- What this task involves -
Report every line below that holds the word "chair".

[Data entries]
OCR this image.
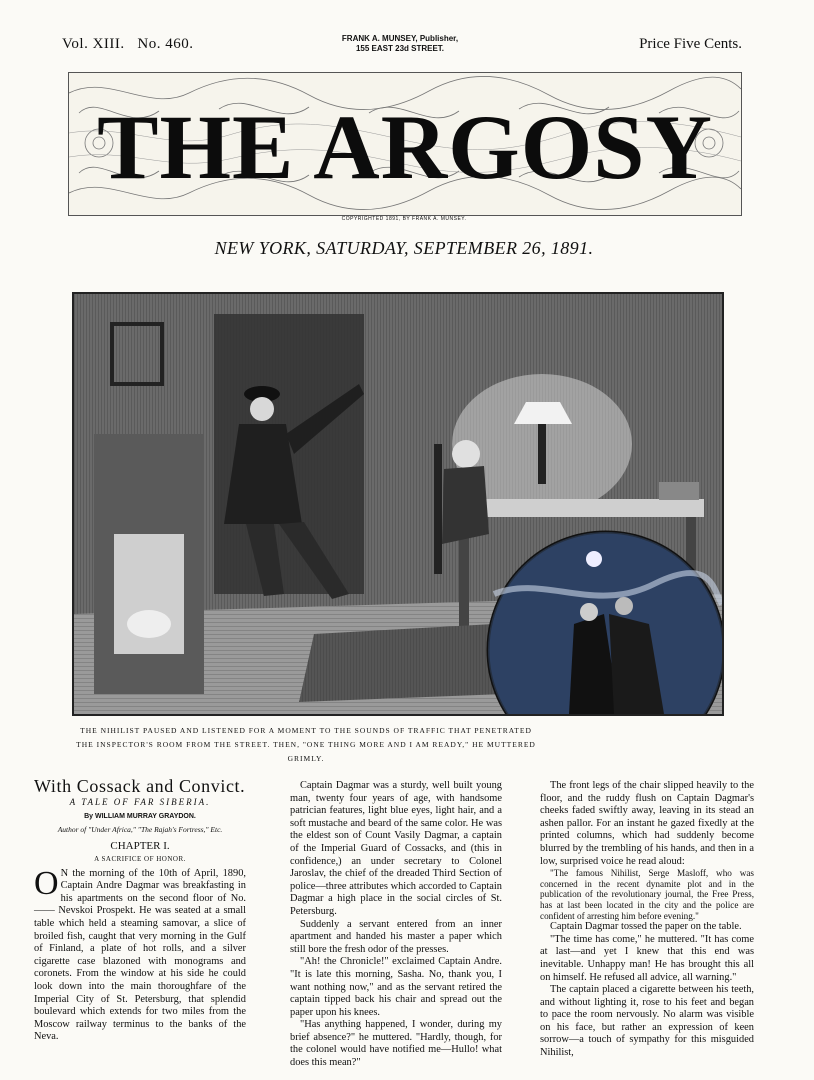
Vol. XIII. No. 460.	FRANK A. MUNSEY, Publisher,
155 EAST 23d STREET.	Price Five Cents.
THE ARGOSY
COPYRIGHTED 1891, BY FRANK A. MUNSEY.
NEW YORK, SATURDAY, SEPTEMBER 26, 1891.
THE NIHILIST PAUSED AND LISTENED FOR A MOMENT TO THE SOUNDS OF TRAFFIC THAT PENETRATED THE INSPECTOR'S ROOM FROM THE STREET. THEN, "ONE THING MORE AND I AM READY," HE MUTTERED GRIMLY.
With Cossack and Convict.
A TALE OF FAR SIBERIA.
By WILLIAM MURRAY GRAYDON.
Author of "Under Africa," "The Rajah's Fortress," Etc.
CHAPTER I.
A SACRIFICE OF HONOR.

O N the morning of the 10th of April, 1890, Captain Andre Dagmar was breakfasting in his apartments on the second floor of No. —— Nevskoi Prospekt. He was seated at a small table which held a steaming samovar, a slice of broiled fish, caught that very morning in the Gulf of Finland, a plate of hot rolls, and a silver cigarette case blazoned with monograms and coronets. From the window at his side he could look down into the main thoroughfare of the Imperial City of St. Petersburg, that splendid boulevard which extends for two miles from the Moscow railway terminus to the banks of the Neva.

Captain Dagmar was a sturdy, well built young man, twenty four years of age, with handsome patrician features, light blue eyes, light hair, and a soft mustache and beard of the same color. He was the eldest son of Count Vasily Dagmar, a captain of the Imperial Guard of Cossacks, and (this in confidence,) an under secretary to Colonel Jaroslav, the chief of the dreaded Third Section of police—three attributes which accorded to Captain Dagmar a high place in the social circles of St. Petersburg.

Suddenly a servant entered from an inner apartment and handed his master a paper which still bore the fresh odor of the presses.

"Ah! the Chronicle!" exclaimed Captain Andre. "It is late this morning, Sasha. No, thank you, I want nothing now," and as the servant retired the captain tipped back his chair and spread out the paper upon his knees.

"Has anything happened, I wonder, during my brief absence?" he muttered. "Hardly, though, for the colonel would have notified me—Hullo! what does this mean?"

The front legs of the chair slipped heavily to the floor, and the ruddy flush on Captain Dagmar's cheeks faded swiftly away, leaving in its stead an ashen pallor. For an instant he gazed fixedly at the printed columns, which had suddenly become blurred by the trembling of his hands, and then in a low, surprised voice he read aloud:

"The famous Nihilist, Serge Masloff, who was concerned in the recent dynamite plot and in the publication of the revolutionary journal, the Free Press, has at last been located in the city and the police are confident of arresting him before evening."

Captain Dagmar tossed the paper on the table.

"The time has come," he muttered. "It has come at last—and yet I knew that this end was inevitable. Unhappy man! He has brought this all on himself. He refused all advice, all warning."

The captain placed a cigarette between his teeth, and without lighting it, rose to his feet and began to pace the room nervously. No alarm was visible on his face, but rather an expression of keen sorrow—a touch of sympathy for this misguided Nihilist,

- Reply -
"Ah! the Chronicle!" exclaimed Captain Andre. "It is late this morning, Sasha. No, thank you, I want nothing now," and as the servant retired the captain tipped back his chair and spread out the paper upon his knees.
The front legs of the chair slipped heavily to the floor, and the ruddy flush on Captain Dagmar's cheeks faded swiftly away, leaving in its stead an ashen pallor. For an instant he gazed fixedly at the printed columns, which had suddenly become blurred by the trembling of his hands, and then in a low, surprised voice he read aloud:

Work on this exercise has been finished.